▸ Rows from a figure dataset
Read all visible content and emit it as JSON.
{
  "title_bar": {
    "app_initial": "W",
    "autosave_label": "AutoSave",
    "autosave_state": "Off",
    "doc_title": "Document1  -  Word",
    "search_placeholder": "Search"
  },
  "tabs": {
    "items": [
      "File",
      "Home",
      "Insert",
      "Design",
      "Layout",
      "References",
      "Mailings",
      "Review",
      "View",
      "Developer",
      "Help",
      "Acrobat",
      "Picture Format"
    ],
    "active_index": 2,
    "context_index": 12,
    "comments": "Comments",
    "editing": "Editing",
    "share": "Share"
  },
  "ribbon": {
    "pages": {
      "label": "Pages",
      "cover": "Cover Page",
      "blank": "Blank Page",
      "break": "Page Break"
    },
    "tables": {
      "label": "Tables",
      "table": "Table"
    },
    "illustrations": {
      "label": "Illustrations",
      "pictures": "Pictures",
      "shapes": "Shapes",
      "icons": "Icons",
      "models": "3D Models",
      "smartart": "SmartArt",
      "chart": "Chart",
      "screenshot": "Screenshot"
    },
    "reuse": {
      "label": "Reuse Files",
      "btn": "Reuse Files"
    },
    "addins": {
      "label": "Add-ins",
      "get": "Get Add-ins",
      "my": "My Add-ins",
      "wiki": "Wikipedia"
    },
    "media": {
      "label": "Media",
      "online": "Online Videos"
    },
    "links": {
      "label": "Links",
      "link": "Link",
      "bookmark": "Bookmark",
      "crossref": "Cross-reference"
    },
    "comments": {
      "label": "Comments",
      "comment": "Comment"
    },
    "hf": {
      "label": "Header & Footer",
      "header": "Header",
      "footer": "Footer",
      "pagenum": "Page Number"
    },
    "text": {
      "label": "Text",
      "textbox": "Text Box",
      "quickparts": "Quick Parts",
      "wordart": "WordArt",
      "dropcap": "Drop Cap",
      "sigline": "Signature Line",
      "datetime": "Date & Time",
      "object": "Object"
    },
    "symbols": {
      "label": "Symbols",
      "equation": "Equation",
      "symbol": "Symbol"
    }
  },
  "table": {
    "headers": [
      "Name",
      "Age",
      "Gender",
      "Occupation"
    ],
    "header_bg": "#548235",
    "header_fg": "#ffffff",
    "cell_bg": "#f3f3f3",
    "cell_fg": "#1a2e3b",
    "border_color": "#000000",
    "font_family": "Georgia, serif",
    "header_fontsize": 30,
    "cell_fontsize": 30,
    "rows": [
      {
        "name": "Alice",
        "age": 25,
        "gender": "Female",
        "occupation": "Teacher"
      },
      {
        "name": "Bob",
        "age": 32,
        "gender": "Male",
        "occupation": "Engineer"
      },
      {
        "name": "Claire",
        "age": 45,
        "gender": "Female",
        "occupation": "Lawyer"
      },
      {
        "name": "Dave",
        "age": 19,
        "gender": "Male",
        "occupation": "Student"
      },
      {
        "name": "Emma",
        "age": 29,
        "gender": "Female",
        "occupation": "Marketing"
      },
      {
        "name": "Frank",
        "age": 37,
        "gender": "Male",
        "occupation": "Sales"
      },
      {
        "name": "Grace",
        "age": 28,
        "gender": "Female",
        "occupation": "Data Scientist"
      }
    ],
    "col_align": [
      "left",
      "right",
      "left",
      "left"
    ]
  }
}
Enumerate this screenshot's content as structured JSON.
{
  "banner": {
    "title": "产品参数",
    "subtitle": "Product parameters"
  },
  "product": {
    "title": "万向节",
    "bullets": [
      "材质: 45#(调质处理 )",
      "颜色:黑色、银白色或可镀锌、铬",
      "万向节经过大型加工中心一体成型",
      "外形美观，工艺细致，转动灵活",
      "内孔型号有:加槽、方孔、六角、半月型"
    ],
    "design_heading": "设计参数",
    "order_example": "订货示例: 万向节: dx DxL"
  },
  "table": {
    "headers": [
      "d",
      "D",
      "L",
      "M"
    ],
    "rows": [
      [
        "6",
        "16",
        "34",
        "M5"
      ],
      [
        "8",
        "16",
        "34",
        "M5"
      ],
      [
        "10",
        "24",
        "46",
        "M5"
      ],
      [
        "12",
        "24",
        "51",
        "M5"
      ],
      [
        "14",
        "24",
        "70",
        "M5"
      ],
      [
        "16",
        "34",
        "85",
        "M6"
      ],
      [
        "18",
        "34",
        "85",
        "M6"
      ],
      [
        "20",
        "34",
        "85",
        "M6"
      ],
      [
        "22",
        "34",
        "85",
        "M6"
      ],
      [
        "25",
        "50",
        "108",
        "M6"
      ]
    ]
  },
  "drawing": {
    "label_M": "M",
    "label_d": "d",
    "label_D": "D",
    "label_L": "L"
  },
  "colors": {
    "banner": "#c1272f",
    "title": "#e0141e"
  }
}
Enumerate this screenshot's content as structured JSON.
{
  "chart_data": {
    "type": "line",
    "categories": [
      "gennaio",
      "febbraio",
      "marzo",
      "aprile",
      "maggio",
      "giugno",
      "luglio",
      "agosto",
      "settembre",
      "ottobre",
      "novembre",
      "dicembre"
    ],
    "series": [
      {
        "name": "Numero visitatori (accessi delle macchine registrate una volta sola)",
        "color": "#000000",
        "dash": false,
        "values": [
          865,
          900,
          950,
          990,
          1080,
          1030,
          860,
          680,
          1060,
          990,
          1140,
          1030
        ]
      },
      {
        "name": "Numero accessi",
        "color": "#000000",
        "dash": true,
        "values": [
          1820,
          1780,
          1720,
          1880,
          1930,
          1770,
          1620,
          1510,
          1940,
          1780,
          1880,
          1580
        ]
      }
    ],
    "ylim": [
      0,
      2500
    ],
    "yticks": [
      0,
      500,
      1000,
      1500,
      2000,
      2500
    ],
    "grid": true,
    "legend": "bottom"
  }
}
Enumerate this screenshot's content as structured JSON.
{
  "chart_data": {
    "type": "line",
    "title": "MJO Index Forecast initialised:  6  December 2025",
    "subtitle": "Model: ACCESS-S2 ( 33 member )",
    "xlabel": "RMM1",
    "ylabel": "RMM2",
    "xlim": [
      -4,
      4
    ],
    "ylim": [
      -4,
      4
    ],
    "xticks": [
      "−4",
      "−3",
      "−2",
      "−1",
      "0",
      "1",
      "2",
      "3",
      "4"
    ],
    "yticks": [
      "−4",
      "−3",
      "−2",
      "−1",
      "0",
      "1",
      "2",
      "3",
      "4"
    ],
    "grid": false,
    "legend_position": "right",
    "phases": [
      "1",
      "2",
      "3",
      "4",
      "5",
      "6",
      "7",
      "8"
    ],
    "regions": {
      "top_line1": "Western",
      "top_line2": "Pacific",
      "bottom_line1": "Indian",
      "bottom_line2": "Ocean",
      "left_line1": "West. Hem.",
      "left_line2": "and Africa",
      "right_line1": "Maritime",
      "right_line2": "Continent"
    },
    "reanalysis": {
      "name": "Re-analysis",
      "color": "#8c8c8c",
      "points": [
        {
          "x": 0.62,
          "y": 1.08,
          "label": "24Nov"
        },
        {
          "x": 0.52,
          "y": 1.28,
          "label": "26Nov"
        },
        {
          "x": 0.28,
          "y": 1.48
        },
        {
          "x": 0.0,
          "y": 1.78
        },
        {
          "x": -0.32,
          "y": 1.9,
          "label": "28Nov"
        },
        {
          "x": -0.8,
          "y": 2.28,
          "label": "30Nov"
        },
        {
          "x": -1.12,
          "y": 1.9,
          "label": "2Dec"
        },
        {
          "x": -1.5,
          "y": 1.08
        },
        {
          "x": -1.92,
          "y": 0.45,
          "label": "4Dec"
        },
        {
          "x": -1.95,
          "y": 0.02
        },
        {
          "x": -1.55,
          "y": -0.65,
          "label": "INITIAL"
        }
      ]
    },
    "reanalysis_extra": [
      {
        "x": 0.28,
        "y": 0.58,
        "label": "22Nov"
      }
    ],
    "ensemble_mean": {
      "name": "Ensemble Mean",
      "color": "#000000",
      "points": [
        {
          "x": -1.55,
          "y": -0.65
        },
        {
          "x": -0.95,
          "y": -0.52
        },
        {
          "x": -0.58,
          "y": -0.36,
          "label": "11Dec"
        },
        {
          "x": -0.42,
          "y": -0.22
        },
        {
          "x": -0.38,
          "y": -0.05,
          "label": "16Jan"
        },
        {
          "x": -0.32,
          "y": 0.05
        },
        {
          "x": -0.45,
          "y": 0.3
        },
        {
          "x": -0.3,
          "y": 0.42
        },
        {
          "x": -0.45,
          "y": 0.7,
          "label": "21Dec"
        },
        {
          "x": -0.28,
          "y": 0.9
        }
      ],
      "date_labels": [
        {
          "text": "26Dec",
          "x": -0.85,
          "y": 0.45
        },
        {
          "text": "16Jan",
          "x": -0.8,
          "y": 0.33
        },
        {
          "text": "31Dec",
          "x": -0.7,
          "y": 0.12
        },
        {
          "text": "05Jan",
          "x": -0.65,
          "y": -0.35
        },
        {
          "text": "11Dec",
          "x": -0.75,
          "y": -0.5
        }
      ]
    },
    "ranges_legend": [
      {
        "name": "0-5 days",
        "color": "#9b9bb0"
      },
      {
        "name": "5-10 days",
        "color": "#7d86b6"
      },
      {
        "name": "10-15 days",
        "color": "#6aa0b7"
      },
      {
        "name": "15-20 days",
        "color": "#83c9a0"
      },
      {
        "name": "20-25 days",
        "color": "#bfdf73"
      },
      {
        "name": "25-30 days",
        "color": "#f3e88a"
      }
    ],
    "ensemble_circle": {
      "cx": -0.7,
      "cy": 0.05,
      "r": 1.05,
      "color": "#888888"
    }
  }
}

▸ EXERCISE REQUIREMENTS
In the material above, tally every line with the string "Numero" in it, then give that number alone.

▸ RESPONSE TO THIS EXERCISE
2